-- Short exercise --
Count how many lines in this material contain "высоты". The answer is that number alone.

-- Data lines --
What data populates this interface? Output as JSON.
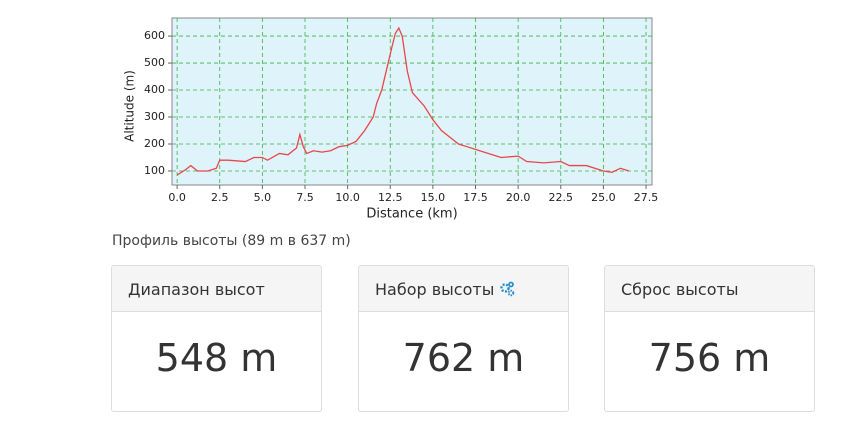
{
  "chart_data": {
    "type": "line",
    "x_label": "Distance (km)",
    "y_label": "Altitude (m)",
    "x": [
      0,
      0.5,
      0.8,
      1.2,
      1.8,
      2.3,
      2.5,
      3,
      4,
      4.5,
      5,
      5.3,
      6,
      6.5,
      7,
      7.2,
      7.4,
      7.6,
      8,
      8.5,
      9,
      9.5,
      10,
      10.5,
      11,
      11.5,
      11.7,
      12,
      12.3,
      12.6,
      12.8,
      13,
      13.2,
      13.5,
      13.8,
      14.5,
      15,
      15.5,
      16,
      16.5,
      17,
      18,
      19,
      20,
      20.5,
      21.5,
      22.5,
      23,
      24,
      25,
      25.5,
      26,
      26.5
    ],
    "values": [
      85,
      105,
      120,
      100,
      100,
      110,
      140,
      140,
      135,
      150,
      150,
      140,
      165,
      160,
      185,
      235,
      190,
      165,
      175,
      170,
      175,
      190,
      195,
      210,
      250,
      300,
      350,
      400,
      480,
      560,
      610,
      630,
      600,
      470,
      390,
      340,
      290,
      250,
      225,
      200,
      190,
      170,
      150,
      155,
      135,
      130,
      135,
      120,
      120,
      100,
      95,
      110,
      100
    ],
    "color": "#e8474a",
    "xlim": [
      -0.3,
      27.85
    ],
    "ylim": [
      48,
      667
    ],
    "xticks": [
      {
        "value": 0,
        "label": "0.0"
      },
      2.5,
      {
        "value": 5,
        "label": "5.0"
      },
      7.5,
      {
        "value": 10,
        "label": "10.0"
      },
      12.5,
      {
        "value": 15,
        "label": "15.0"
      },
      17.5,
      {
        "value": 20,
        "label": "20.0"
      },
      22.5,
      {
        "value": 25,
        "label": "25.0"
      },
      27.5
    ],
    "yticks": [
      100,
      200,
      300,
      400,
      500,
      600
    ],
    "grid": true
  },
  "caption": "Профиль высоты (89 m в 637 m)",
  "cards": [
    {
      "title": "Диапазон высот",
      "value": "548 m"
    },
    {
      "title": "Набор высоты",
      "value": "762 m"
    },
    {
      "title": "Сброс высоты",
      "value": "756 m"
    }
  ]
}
--
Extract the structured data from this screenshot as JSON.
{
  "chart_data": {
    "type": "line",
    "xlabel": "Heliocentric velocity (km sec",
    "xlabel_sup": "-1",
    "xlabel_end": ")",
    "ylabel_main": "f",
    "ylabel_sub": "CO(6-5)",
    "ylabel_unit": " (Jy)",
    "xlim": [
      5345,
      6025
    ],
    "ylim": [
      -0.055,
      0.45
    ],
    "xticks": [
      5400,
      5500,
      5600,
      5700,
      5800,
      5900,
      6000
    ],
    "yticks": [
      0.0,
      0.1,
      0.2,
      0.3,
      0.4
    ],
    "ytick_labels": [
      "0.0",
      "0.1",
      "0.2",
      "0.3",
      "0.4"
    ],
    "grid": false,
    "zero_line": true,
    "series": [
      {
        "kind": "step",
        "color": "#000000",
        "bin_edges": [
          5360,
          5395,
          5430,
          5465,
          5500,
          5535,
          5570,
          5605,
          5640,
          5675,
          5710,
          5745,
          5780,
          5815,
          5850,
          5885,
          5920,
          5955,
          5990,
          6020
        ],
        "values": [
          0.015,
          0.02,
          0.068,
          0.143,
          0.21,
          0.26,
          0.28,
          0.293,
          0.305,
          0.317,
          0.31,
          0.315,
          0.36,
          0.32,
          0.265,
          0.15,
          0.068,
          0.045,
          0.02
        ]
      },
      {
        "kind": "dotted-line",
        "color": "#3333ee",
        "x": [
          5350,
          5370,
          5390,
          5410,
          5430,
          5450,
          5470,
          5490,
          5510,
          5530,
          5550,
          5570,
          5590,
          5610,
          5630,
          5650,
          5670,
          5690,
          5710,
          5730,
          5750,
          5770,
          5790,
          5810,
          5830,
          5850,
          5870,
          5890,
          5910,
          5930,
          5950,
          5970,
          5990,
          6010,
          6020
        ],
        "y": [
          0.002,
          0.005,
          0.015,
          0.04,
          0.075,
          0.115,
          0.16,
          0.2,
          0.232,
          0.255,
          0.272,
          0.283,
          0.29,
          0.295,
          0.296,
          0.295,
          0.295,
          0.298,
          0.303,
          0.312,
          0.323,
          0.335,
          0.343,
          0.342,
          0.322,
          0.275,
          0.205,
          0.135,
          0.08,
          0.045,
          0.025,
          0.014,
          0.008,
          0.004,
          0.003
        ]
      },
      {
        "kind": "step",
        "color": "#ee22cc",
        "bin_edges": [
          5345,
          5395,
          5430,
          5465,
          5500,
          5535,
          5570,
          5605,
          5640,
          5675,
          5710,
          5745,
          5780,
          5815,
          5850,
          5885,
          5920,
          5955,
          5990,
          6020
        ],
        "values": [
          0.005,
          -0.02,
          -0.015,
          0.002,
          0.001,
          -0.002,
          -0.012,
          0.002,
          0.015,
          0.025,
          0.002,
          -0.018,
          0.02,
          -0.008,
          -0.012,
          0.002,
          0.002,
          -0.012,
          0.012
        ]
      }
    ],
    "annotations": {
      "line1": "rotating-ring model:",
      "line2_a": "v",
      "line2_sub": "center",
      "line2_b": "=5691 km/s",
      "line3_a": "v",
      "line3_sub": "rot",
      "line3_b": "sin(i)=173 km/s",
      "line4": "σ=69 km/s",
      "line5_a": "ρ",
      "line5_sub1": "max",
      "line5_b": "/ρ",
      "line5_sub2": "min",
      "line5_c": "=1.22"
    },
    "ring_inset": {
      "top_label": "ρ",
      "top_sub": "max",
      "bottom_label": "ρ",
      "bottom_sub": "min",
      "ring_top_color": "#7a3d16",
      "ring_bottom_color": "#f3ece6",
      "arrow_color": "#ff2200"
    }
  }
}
...
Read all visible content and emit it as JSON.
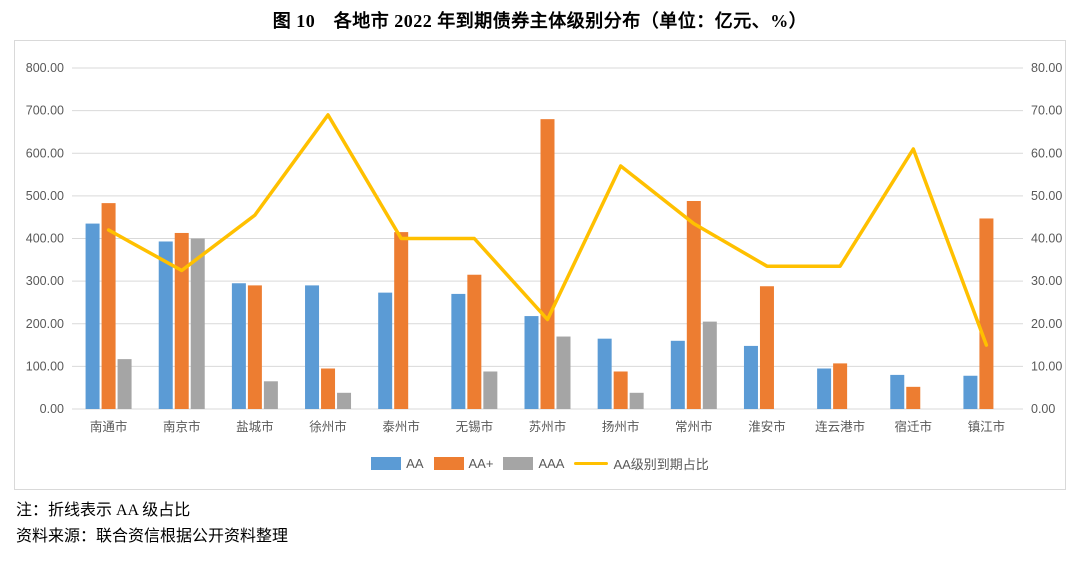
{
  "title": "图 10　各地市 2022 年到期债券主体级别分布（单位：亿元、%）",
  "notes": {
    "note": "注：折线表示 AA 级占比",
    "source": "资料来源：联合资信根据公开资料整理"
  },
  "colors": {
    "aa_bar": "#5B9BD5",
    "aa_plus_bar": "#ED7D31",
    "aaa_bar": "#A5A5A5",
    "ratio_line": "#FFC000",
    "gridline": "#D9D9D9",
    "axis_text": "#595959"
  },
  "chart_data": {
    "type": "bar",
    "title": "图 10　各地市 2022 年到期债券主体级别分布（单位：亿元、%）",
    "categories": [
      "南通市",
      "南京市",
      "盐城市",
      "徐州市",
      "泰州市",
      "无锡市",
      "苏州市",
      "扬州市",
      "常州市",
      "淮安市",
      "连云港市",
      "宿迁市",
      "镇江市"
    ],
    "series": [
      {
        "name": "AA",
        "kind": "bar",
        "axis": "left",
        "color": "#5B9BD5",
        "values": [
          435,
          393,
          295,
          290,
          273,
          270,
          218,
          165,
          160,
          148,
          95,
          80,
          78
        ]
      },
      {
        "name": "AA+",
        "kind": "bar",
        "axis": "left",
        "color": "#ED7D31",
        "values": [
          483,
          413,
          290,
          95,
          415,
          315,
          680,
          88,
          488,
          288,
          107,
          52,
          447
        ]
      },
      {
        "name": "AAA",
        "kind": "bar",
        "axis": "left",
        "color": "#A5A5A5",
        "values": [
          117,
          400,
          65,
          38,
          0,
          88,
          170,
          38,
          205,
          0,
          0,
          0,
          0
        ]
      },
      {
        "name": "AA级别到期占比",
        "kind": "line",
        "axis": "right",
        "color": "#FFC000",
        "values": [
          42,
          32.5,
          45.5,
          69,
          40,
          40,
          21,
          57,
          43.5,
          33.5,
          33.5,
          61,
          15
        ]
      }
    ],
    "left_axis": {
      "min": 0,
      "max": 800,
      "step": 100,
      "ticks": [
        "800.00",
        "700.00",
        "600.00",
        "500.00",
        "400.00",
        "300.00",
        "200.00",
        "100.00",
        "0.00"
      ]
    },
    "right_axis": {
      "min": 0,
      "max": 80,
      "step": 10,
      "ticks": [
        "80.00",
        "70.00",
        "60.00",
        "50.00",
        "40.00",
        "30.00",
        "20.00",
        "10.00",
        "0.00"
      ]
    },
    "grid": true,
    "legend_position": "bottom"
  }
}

-- Correct result --
3